(Records from a data source)
-=-=-=-=-

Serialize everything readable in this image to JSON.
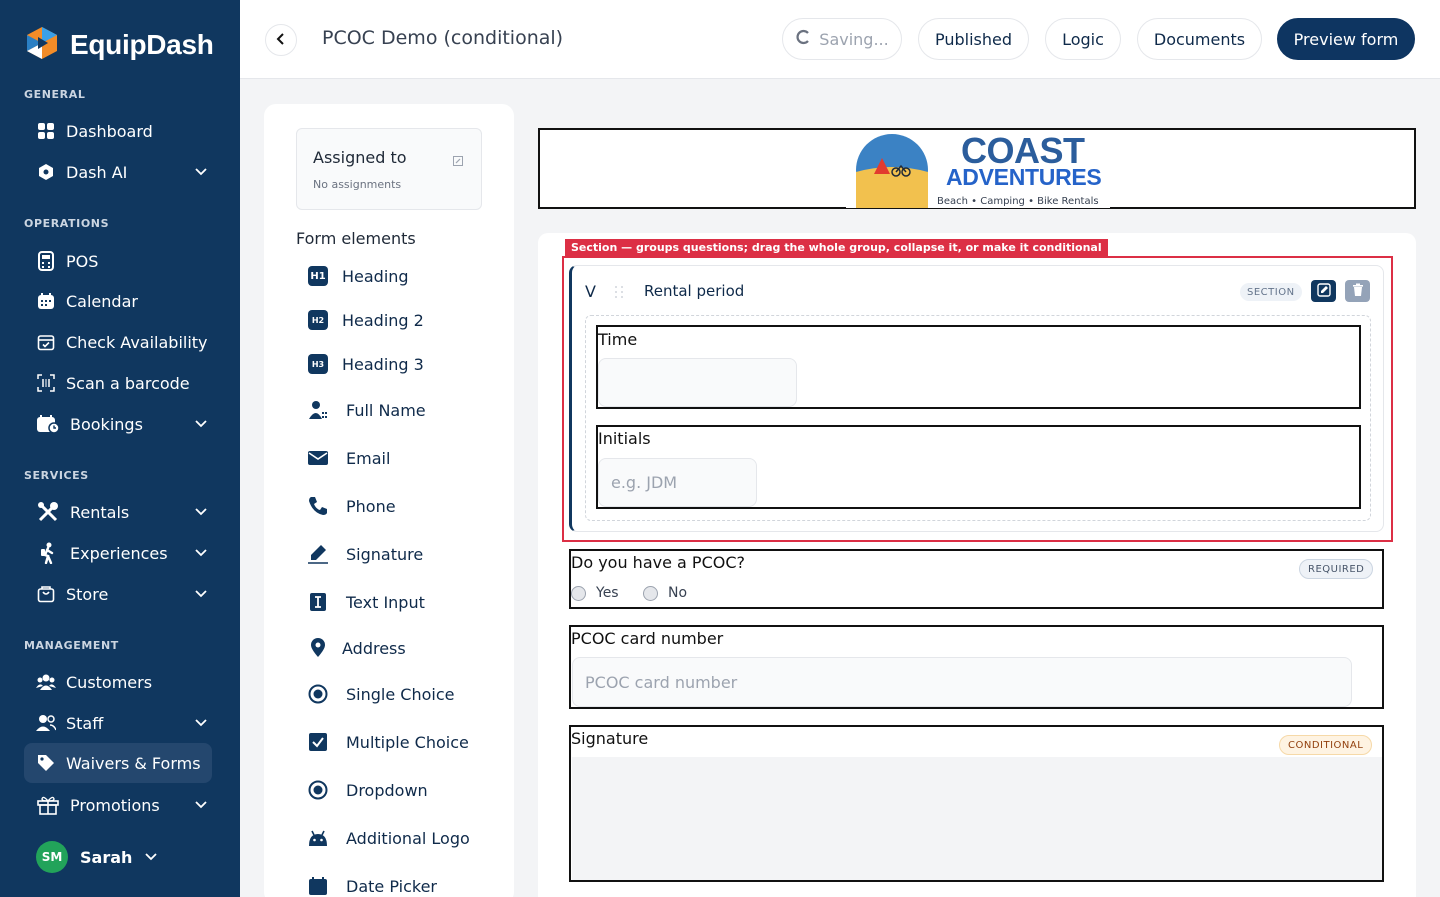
{
  "app": {
    "brand": "EquipDash",
    "brand_colors": {
      "sidebar": "#10375f",
      "accent_orange": "#f28c28",
      "accent_blue": "#3aa0e8"
    }
  },
  "sidebar": {
    "groups": {
      "general": "GENERAL",
      "operations": "OPERATIONS",
      "services": "SERVICES",
      "management": "MANAGEMENT"
    },
    "items": {
      "dashboard": "Dashboard",
      "dash_ai": "Dash AI",
      "pos": "POS",
      "calendar": "Calendar",
      "check_availability": "Check Availability",
      "scan_barcode": "Scan a barcode",
      "bookings": "Bookings",
      "rentals": "Rentals",
      "experiences": "Experiences",
      "store": "Store",
      "customers": "Customers",
      "staff": "Staff",
      "waivers_forms": "Waivers & Forms",
      "promotions": "Promotions"
    },
    "active_item": "waivers_forms",
    "user": {
      "initials": "SM",
      "name": "Sarah"
    }
  },
  "header": {
    "title": "PCOC Demo (conditional)",
    "saving": "Saving...",
    "published": "Published",
    "logic": "Logic",
    "documents": "Documents",
    "preview": "Preview form"
  },
  "panel": {
    "assigned_title": "Assigned to",
    "assigned_sub": "No assignments",
    "form_elements_title": "Form elements",
    "elements": {
      "heading": "Heading",
      "heading2": "Heading 2",
      "heading3": "Heading 3",
      "full_name": "Full Name",
      "email": "Email",
      "phone": "Phone",
      "signature": "Signature",
      "text_input": "Text Input",
      "address": "Address",
      "single_choice": "Single Choice",
      "multiple_choice": "Multiple Choice",
      "dropdown": "Dropdown",
      "additional_logo": "Additional Logo",
      "date_picker": "Date Picker"
    },
    "heading_badges": {
      "h1": "H1",
      "h2": "H2",
      "h3": "H3"
    }
  },
  "form": {
    "logo": {
      "line1": "COAST",
      "line2": "ADVENTURES",
      "tagline": "Beach • Camping • Bike Rentals"
    },
    "hint": "Section — groups questions; drag the whole group, collapse it, or make it conditional",
    "section": {
      "chevron": "V",
      "title": "Rental period",
      "badge": "SECTION",
      "fields": {
        "time": {
          "label": "Time",
          "placeholder": ""
        },
        "initials": {
          "label": "Initials",
          "placeholder": "e.g. JDM"
        }
      }
    },
    "pcoc_question": {
      "label": "Do you have a PCOC?",
      "badge": "REQUIRED",
      "options": {
        "yes": "Yes",
        "no": "No"
      }
    },
    "pcoc_number": {
      "label": "PCOC card number",
      "placeholder": "PCOC card number"
    },
    "signature": {
      "label": "Signature",
      "badge": "CONDITIONAL"
    }
  }
}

-=-=-=-=-

» **TASK TO CARRY OUT**
In the material above, find the lines that contain "groups" and show them.

» **REPLY**
    "groups": {
    "hint": "Section — groups questions; drag the whole group, collapse it, or make it conditional",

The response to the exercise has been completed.